>> start
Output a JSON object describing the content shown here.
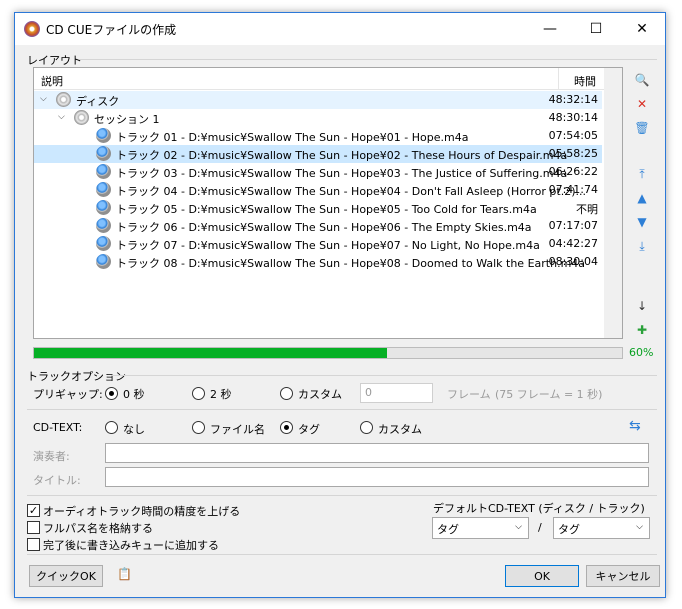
{
  "window": {
    "title": "CD CUEファイルの作成",
    "controls": [
      "—",
      "☐",
      "✕"
    ]
  },
  "layout_group": {
    "label": "レイアウト",
    "header": {
      "desc": "説明",
      "time": "時間"
    },
    "rows": [
      {
        "level": 0,
        "kind": "disc",
        "text": "ディスク",
        "time": "48:32:14",
        "state": "hl",
        "chevron": "⌵"
      },
      {
        "level": 1,
        "kind": "disc",
        "text": "セッション 1",
        "time": "48:30:14",
        "state": "",
        "chevron": "⌵"
      },
      {
        "level": 2,
        "kind": "track",
        "text": "トラック 01 - D:¥music¥Swallow The Sun - Hope¥01 - Hope.m4a",
        "time": "07:54:05",
        "state": ""
      },
      {
        "level": 2,
        "kind": "track",
        "text": "トラック 02 - D:¥music¥Swallow The Sun - Hope¥02 - These Hours of Despair.m4a",
        "time": "05:58:25",
        "state": "sel"
      },
      {
        "level": 2,
        "kind": "track",
        "text": "トラック 03 - D:¥music¥Swallow The Sun - Hope¥03 - The Justice of Suffering.m4a",
        "time": "06:26:22",
        "state": ""
      },
      {
        "level": 2,
        "kind": "track",
        "text": "トラック 04 - D:¥music¥Swallow The Sun - Hope¥04 - Don't Fall Asleep (Horror pt.2)...",
        "time": "07:41:74",
        "state": ""
      },
      {
        "level": 2,
        "kind": "track",
        "text": "トラック 05 - D:¥music¥Swallow The Sun - Hope¥05 - Too Cold for Tears.m4a",
        "time": "不明",
        "state": ""
      },
      {
        "level": 2,
        "kind": "track",
        "text": "トラック 06 - D:¥music¥Swallow The Sun - Hope¥06 - The Empty Skies.m4a",
        "time": "07:17:07",
        "state": ""
      },
      {
        "level": 2,
        "kind": "track",
        "text": "トラック 07 - D:¥music¥Swallow The Sun - Hope¥07 - No Light, No Hope.m4a",
        "time": "04:42:27",
        "state": ""
      },
      {
        "level": 2,
        "kind": "track",
        "text": "トラック 08 - D:¥music¥Swallow The Sun - Hope¥08 - Doomed to Walk the Earth.m4a",
        "time": "08:30:04",
        "state": ""
      }
    ],
    "side_icons": [
      "add-file-icon",
      "delete-icon",
      "clear-list-icon",
      "move-top-icon",
      "move-up-icon",
      "move-down-icon",
      "move-bottom-icon",
      "sort-icon",
      "add-disc-icon"
    ],
    "side_glyphs": [
      "🔍",
      "✕",
      "🗑",
      "⤒",
      "▲",
      "▼",
      "⤓",
      "↓",
      "✚"
    ],
    "progress": {
      "fraction": 0.6,
      "label": "60%"
    }
  },
  "track_options": {
    "label": "トラックオプション",
    "pregap": {
      "label": "プリギャップ:",
      "options": [
        "0 秒",
        "2 秒",
        "カスタム"
      ],
      "selected": 0,
      "custom_value": "0",
      "frame_label": "フレーム",
      "frame_hint": "(75 フレーム = 1 秒)"
    },
    "cdtext": {
      "label": "CD-TEXT:",
      "options": [
        "なし",
        "ファイル名",
        "タグ",
        "カスタム"
      ],
      "selected": 2,
      "refresh_glyph": "⇆"
    },
    "performer": {
      "label": "演奏者:",
      "value": ""
    },
    "title": {
      "label": "タイトル:",
      "value": ""
    }
  },
  "checkboxes": [
    {
      "label": "オーディオトラック時間の精度を上げる",
      "checked": true
    },
    {
      "label": "フルパス名を格納する",
      "checked": false
    },
    {
      "label": "完了後に書き込みキューに追加する",
      "checked": false
    }
  ],
  "default_cdtext": {
    "label": "デフォルトCD-TEXT (ディスク / トラック)",
    "disc": "タグ",
    "sep": "/",
    "track": "タグ",
    "arrow": "⌵"
  },
  "buttons": {
    "quick_ok": "クイックOK",
    "ok": "OK",
    "cancel": "キャンセル",
    "clipboard_glyph": "📋"
  },
  "colors": {
    "accent": "#0078d7",
    "selected_row": "#cce8ff",
    "progress_fill": "#06b025",
    "progress_text": "#06a020"
  }
}
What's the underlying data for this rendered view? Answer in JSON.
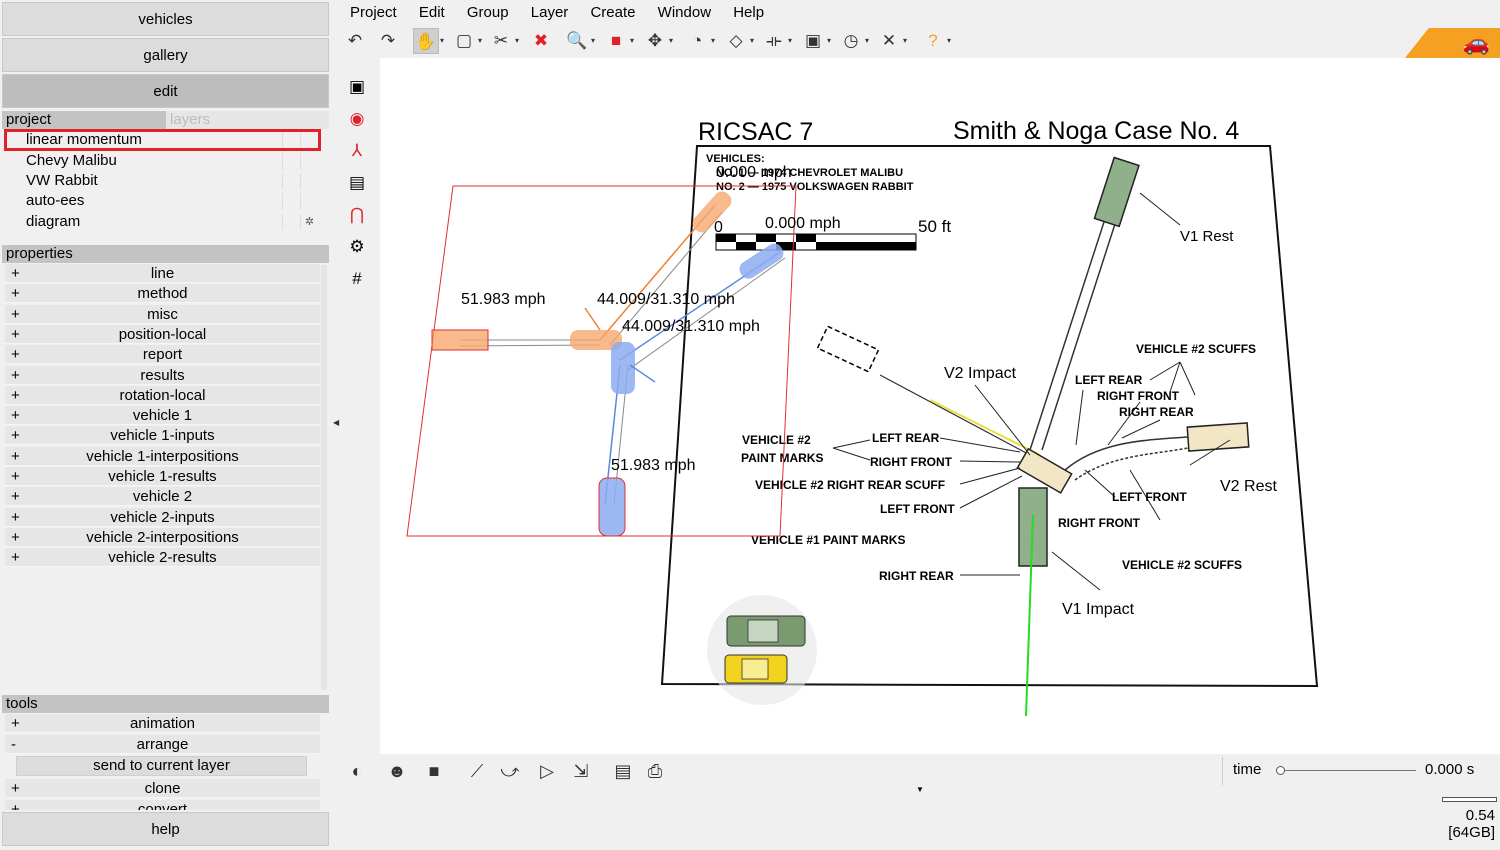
{
  "nav": {
    "vehicles": "vehicles",
    "gallery": "gallery",
    "edit": "edit",
    "help": "help"
  },
  "project": {
    "tab_project": "project",
    "tab_layers": "layers",
    "items": [
      "linear momentum",
      "Chevy Malibu",
      "VW Rabbit",
      "auto-ees",
      "diagram"
    ],
    "selected": "linear momentum",
    "diagram_icon": "gear-icon"
  },
  "properties": {
    "header": "properties",
    "items": [
      "line",
      "method",
      "misc",
      "position-local",
      "report",
      "results",
      "rotation-local",
      "vehicle 1",
      "vehicle 1-inputs",
      "vehicle 1-interpositions",
      "vehicle 1-results",
      "vehicle 2",
      "vehicle 2-inputs",
      "vehicle 2-interpositions",
      "vehicle 2-results"
    ],
    "expander": "+"
  },
  "tools": {
    "header": "tools",
    "items": [
      {
        "label": "animation",
        "state": "+"
      },
      {
        "label": "arrange",
        "state": "-"
      },
      {
        "label": "clone",
        "state": "+"
      },
      {
        "label": "convert",
        "state": "+"
      }
    ],
    "sub_button": "send to current layer"
  },
  "menu": [
    "Project",
    "Edit",
    "Group",
    "Layer",
    "Create",
    "Window",
    "Help"
  ],
  "toolbar": {
    "icons": [
      "undo-icon",
      "redo-icon",
      "pan-hand-icon",
      "select-rect-icon",
      "scissors-icon",
      "delete-x-icon",
      "zoom-icon",
      "cube-icon",
      "move-icon",
      "rotate-icon",
      "tilt-icon",
      "measure-icon",
      "frame-icon",
      "gauge-icon",
      "tool-icon",
      "help-icon"
    ],
    "glyphs": [
      "↶",
      "↷",
      "✋",
      "▢",
      "✂",
      "✖",
      "🔍",
      "■",
      "✥",
      "◔",
      "◇",
      "⟛",
      "▣",
      "◷",
      "✕",
      "?"
    ],
    "colors": {
      "delete": "#e0202a",
      "cube": "#e0202a",
      "help": "#f0a030",
      "logo": "#f5a020"
    }
  },
  "vtools": [
    "camera-icon",
    "target-icon",
    "axes-icon",
    "image-icon",
    "magnet-icon",
    "settings-icon",
    "grid-icon"
  ],
  "diagram": {
    "title_left": "RICSAC 7",
    "title_right": "Smith & Noga Case No. 4",
    "vehicles_hdr": "VEHICLES:",
    "vehicle1": "NO. 1 — 1974 CHEVROLET MALIBU",
    "vehicle2": "NO. 2 — 1975 VOLKSWAGEN RABBIT",
    "scale_zero": "0",
    "scale_end": "50 ft",
    "v1_rest": "V1 Rest",
    "v2_rest": "V2 Rest",
    "v2_impact": "V2 Impact",
    "v1_impact": "V1 Impact",
    "v2_scuffs_top": "VEHICLE #2 SCUFFS",
    "v2_scuffs_bottom": "VEHICLE #2 SCUFFS",
    "left_rear_a": "LEFT REAR",
    "right_front_a": "RIGHT FRONT",
    "right_rear_a": "RIGHT REAR",
    "v2_paint": "VEHICLE #2",
    "v2_paint2": "PAINT MARKS",
    "left_rear_b": "LEFT REAR",
    "right_front_b": "RIGHT FRONT",
    "v2_rr_scuff": "VEHICLE #2 RIGHT REAR SCUFF",
    "left_front_a": "LEFT FRONT",
    "v1_paint": "VEHICLE #1 PAINT MARKS",
    "right_rear_b": "RIGHT REAR",
    "left_front_b": "LEFT FRONT",
    "right_front_c": "RIGHT FRONT",
    "speed_top": "0.000 mph",
    "speed_scale": "0.000 mph",
    "speed_v1_in": "51.983 mph",
    "speed_out_a": "44.009/31.310 mph",
    "speed_out_b": "44.009/31.310 mph",
    "speed_v2_in": "51.983 mph"
  },
  "bottom": {
    "icons": [
      "shading-icon",
      "head-icon",
      "fill-icon",
      "chart-icon",
      "animate-icon",
      "play-icon",
      "export-icon",
      "report-icon",
      "print-icon"
    ],
    "glyphs": [
      "◐",
      "☻",
      "■",
      "⟋",
      "⤻",
      "▷",
      "⇲",
      "▤",
      "⎙"
    ],
    "time_label": "time",
    "time_value": "0.000 s",
    "time_fraction": 0,
    "memory_value": "0.54",
    "memory_total": "[64GB]"
  }
}
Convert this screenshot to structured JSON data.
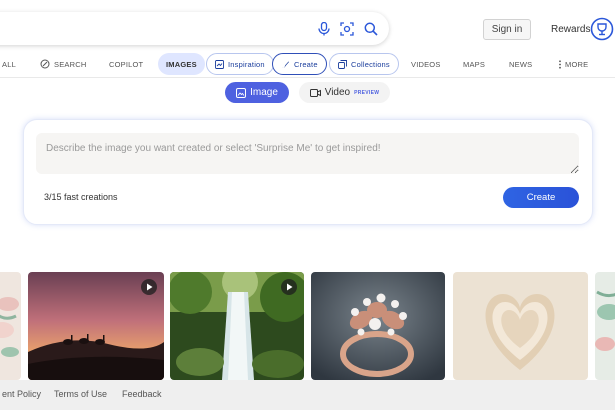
{
  "header": {
    "sign_in": "Sign in",
    "rewards": "Rewards",
    "icons": [
      "microphone-icon",
      "visual-search-icon",
      "search-icon",
      "rewards-trophy-icon"
    ]
  },
  "nav": {
    "all": "ALL",
    "search": "SEARCH",
    "copilot": "COPILOT",
    "images": "IMAGES",
    "inspiration": "Inspiration",
    "create": "Create",
    "collections": "Collections",
    "videos": "VIDEOS",
    "maps": "MAPS",
    "news": "NEWS",
    "more": "MORE"
  },
  "mode": {
    "image": "Image",
    "video": "Video",
    "preview": "PREVIEW"
  },
  "prompt": {
    "placeholder": "Describe the image you want created or select 'Surprise Me' to get inspired!",
    "value": "",
    "counter": "3/15 fast creations",
    "create_label": "Create"
  },
  "gallery": {
    "items": [
      "floral-paper-art",
      "desert-camel-caravan",
      "forest-waterfall",
      "pearl-flower-ring",
      "paper-heart",
      "floral-paper-art-2"
    ],
    "video_items": [
      "desert-camel-caravan",
      "forest-waterfall"
    ]
  },
  "footer": {
    "privacy": "ent Policy",
    "terms": "Terms of Use",
    "feedback": "Feedback"
  },
  "colors": {
    "accent": "#4e61e0",
    "create_button": "#2f64e3",
    "images_pill": "#dfe6ff"
  }
}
>> end
• [Task goal] Extract each line from the listing that holds the word "disc".

• [Answer to the task]
        "kind": "disc",
        "kind": "disc",
      "add-disc-icon"
    "disc": "タグ",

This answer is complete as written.